## [TASK REQUIREMENTS]
Copy each line that contains the word "wymagania".

## [ENTRIES SUPPLIED]

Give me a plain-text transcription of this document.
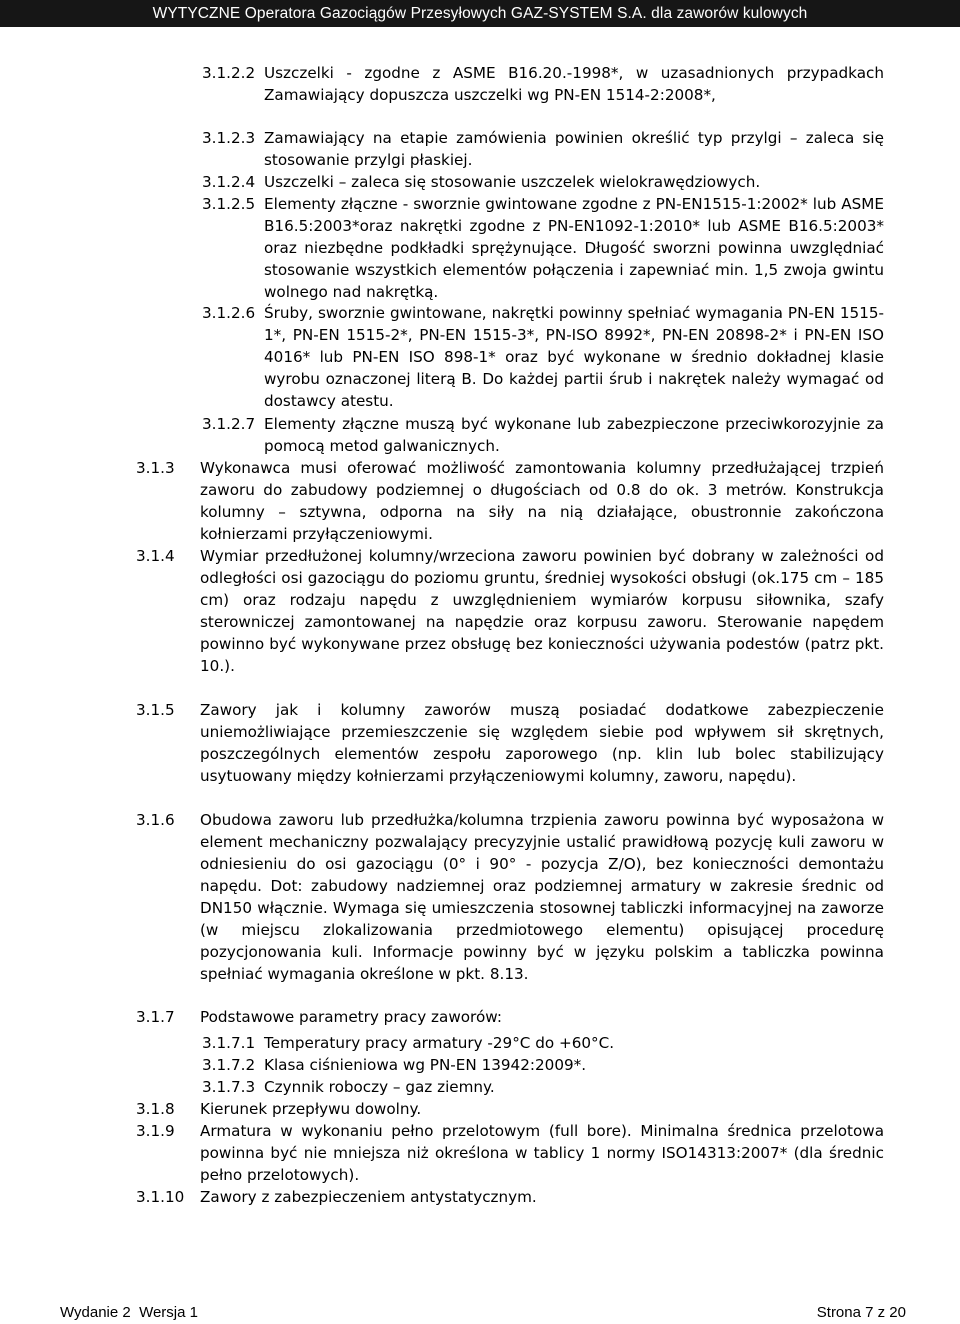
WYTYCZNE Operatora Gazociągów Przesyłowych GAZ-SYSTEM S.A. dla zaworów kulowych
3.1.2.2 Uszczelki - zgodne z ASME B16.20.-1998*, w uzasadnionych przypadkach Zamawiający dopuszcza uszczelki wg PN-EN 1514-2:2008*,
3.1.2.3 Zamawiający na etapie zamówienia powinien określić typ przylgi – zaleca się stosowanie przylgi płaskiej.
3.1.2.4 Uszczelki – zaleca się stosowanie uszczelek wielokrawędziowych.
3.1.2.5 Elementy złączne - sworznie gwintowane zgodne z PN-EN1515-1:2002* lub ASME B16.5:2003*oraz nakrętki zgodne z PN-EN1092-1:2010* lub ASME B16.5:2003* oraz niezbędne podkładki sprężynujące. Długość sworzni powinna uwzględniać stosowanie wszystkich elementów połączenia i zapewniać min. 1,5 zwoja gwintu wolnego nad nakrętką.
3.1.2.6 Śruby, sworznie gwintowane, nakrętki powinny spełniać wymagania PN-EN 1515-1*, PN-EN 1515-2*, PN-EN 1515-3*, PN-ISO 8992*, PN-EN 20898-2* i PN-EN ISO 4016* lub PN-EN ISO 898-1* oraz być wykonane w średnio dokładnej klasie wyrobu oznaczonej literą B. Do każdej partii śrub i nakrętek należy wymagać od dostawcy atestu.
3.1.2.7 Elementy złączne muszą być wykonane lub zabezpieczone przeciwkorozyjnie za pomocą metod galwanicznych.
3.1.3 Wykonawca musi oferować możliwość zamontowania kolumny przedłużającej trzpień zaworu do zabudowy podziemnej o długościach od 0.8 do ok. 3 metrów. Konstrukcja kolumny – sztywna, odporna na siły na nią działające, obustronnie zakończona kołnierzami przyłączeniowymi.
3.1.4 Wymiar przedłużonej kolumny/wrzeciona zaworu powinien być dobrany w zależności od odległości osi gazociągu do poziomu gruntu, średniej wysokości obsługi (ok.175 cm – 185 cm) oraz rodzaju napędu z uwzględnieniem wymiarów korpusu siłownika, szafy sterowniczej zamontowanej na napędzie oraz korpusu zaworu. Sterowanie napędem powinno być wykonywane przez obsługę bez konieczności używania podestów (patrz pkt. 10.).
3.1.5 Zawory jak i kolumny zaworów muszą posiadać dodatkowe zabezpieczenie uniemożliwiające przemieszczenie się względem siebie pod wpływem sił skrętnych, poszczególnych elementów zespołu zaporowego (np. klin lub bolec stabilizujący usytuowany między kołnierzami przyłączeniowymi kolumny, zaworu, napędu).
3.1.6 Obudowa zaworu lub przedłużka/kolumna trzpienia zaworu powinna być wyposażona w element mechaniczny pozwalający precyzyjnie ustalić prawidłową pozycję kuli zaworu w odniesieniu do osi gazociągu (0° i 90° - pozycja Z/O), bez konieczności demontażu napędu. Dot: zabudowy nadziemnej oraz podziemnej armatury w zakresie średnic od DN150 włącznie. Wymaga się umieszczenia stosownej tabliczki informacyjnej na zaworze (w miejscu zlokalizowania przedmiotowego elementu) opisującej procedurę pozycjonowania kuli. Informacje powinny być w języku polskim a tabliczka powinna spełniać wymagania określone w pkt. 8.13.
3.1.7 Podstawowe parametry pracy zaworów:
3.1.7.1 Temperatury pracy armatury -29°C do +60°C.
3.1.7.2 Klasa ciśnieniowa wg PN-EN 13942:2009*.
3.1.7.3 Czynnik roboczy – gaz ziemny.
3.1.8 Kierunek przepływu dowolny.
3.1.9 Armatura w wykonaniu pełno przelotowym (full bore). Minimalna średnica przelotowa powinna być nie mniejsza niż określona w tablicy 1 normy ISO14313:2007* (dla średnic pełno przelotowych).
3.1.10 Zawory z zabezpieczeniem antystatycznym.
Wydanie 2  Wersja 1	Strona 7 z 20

## [ANSWER TO THE TASK]
3.1.2.6 Śruby, sworznie gwintowane, nakrętki powinny spełniać wymagania PN-EN 1515-1*, PN-EN 1515-2*, PN-EN 1515-3*, PN-ISO 8992*, PN-EN 20898-2* i PN-EN ISO 4016* lub PN-EN ISO 898-1* oraz być wykonane w średnio dokładnej klasie wyrobu oznaczonej literą B. Do każdej partii śrub i nakrętek należy wymagać od dostawcy atestu.
3.1.6 Obudowa zaworu lub przedłużka/kolumna trzpienia zaworu powinna być wyposażona w element mechaniczny pozwalający precyzyjnie ustalić prawidłową pozycję kuli zaworu w odniesieniu do osi gazociągu (0° i 90° - pozycja Z/O), bez konieczności demontażu napędu. Dot: zabudowy nadziemnej oraz podziemnej armatury w zakresie średnic od DN150 włącznie. Wymaga się umieszczenia stosownej tabliczki informacyjnej na zaworze (w miejscu zlokalizowania przedmiotowego elementu) opisującej procedurę pozycjonowania kuli. Informacje powinny być w języku polskim a tabliczka powinna spełniać wymagania określone w pkt. 8.13.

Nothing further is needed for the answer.